START
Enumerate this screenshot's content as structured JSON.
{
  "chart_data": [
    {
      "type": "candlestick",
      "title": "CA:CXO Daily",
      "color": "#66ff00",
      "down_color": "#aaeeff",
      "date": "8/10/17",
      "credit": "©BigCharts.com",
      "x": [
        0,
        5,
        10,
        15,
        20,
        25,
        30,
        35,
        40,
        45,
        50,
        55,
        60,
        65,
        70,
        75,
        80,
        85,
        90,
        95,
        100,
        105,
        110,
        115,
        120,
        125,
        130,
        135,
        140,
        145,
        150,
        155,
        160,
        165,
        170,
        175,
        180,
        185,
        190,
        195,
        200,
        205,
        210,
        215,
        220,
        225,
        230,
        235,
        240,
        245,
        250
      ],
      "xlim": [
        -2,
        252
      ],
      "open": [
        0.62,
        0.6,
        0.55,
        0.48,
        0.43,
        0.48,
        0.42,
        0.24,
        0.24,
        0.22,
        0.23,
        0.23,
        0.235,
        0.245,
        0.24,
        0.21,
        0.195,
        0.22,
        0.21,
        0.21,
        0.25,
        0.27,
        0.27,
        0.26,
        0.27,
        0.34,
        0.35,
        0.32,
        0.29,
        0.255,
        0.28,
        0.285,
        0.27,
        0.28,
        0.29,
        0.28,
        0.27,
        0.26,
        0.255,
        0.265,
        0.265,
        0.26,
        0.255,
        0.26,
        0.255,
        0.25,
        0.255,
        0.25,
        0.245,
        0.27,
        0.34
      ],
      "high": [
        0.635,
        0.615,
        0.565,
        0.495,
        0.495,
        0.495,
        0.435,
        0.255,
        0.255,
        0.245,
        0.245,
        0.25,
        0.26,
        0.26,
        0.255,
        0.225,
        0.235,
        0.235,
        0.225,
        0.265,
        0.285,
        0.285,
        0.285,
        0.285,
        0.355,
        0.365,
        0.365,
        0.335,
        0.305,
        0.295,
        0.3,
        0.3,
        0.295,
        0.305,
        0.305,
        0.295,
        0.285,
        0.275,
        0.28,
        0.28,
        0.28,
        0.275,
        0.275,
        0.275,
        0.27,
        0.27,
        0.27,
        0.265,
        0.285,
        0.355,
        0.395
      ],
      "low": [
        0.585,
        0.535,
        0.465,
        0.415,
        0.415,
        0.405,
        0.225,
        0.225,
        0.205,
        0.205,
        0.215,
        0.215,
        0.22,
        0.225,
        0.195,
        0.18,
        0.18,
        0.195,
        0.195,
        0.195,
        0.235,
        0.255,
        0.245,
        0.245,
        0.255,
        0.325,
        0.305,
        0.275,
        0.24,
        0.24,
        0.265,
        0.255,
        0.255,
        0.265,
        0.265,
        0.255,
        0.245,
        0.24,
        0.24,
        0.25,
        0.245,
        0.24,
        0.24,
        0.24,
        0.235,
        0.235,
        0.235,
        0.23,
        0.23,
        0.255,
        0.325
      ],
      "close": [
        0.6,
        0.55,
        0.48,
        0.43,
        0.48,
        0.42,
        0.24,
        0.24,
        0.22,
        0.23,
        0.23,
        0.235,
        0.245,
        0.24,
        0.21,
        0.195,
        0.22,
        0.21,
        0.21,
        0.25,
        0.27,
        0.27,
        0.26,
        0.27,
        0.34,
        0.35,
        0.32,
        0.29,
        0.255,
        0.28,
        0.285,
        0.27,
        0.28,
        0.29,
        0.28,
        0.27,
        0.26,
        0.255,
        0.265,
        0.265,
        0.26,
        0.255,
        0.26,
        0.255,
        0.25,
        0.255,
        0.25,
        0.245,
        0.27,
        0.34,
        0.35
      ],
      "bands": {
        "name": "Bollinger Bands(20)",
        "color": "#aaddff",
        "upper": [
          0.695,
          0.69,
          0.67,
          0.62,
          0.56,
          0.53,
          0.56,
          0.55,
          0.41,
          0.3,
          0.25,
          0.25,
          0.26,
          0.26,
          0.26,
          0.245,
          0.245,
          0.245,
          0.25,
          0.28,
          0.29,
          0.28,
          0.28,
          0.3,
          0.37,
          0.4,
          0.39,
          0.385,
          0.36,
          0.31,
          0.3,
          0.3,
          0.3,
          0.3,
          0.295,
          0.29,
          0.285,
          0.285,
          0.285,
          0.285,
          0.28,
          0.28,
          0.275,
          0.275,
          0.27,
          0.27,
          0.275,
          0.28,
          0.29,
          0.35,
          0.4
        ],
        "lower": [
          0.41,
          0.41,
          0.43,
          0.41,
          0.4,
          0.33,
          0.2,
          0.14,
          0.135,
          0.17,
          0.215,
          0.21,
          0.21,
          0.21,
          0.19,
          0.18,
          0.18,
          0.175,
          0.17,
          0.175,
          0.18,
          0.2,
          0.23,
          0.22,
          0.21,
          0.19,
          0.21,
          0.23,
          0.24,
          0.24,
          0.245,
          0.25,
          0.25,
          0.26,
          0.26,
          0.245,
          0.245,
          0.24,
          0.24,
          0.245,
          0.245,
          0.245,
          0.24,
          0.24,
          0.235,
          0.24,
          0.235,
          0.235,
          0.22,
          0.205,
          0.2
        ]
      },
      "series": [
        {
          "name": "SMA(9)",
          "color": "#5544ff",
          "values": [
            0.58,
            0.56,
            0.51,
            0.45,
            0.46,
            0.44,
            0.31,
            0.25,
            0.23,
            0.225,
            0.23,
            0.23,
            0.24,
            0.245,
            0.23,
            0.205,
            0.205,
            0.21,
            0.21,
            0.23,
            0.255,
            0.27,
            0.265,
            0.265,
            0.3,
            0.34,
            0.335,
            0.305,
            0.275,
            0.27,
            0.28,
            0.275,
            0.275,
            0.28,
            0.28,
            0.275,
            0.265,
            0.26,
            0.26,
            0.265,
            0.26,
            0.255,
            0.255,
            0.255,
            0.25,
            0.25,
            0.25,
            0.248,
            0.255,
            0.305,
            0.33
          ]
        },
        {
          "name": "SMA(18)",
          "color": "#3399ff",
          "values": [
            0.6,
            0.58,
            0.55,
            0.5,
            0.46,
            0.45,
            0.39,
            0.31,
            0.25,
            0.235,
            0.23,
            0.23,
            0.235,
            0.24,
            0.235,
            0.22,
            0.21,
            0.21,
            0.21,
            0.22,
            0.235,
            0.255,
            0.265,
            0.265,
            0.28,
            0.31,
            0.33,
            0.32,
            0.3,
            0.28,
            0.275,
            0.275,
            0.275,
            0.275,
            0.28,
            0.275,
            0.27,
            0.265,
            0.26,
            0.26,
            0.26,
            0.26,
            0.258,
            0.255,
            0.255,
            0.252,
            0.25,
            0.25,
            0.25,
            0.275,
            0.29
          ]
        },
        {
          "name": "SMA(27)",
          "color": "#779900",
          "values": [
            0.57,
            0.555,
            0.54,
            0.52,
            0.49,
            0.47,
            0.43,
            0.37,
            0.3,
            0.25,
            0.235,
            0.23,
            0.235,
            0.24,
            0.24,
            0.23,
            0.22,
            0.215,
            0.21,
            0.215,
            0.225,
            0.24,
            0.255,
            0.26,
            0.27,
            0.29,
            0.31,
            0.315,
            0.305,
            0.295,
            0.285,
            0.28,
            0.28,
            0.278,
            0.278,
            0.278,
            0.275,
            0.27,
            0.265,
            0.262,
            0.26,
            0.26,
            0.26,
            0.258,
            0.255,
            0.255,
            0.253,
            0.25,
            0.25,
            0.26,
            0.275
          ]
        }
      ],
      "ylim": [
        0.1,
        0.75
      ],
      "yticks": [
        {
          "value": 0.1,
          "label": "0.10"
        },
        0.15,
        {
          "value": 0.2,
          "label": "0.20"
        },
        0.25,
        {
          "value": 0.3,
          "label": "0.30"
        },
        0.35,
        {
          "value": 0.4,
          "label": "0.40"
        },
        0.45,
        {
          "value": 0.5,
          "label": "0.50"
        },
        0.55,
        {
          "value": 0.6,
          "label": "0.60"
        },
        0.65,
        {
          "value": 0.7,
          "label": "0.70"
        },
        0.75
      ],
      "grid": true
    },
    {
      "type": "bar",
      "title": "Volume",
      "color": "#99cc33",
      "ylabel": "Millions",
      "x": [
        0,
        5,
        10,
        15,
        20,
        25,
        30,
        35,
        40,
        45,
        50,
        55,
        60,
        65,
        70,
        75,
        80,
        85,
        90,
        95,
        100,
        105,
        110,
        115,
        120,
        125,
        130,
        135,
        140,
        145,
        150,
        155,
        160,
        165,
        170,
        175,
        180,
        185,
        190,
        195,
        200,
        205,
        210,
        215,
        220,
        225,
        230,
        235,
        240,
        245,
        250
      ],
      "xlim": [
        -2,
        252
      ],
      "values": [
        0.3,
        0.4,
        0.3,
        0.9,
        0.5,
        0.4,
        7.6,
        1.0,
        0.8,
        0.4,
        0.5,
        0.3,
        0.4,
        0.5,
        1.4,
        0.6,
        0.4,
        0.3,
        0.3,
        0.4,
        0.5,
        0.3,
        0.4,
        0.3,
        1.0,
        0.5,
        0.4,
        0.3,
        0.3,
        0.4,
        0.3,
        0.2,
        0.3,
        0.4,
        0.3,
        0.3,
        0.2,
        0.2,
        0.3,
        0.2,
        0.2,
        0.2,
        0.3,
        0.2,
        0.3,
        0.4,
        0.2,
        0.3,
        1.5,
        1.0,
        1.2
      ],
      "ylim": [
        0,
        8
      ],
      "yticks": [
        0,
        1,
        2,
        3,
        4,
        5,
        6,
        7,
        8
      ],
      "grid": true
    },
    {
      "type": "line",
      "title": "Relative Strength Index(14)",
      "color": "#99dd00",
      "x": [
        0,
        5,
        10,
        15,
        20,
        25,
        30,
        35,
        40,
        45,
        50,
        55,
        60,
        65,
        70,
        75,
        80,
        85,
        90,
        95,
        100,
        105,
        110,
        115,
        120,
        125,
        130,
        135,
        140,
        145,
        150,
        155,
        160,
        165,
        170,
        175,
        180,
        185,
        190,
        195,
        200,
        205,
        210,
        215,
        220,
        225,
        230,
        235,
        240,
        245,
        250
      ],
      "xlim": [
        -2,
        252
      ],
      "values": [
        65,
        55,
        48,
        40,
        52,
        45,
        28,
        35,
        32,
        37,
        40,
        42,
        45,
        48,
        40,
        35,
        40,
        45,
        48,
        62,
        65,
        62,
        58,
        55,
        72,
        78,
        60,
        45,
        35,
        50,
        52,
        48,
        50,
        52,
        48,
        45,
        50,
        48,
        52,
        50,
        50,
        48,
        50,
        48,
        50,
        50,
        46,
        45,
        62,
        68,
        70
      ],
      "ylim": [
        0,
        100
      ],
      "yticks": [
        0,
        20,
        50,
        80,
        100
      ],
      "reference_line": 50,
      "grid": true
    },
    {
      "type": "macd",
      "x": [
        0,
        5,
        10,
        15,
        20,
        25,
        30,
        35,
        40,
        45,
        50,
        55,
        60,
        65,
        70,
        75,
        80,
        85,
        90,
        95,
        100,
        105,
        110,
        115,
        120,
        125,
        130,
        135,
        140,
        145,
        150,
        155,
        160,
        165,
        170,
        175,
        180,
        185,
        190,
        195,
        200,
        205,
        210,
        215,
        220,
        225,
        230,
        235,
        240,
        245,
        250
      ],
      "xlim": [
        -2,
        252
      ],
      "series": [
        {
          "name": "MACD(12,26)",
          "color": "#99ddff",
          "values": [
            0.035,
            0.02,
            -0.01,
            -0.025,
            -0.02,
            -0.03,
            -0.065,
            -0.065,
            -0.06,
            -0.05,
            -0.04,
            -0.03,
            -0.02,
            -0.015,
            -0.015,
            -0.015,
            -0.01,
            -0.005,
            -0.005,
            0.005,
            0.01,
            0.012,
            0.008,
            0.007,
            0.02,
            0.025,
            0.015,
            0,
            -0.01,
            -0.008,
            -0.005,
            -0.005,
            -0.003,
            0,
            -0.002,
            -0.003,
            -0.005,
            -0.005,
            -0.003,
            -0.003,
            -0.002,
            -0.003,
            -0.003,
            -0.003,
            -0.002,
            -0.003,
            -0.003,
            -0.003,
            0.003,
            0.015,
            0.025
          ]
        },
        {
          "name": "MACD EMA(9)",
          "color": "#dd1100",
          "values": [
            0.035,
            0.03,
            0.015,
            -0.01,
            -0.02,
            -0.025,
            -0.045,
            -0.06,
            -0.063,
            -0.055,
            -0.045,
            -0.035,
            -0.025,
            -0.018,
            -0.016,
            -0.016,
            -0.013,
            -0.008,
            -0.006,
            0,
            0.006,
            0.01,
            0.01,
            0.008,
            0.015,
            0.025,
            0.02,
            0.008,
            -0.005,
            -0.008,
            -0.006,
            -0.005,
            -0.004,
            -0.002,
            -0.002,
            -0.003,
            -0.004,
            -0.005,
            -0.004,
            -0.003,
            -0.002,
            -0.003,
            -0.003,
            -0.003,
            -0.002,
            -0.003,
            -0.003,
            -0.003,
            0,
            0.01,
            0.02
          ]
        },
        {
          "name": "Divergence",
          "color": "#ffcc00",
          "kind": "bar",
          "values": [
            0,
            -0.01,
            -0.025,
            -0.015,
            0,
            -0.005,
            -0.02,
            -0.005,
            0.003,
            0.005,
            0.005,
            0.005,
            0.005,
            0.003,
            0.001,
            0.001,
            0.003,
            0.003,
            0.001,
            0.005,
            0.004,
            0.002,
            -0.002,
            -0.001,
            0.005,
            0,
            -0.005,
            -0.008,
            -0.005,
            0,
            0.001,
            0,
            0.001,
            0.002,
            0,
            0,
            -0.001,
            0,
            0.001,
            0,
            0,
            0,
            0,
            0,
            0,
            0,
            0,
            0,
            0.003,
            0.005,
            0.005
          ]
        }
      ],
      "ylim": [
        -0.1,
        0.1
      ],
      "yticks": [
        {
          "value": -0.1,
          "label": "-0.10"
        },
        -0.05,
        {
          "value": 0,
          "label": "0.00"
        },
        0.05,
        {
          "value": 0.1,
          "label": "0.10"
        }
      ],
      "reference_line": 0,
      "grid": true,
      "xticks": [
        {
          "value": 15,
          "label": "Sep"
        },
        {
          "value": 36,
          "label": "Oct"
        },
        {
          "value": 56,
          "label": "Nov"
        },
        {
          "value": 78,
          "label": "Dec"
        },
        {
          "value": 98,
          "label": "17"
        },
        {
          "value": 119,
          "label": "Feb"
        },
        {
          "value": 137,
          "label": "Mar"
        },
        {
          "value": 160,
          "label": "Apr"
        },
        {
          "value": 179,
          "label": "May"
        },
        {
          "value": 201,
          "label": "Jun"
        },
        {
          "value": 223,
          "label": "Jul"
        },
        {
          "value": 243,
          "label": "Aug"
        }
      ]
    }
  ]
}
END
EXERCISE :: From the listing above, copy every line that includes the word "title".

REPLY ::
      "title": "CA:CXO Daily",
      "title": "Volume",
      "title": "Relative Strength Index(14)",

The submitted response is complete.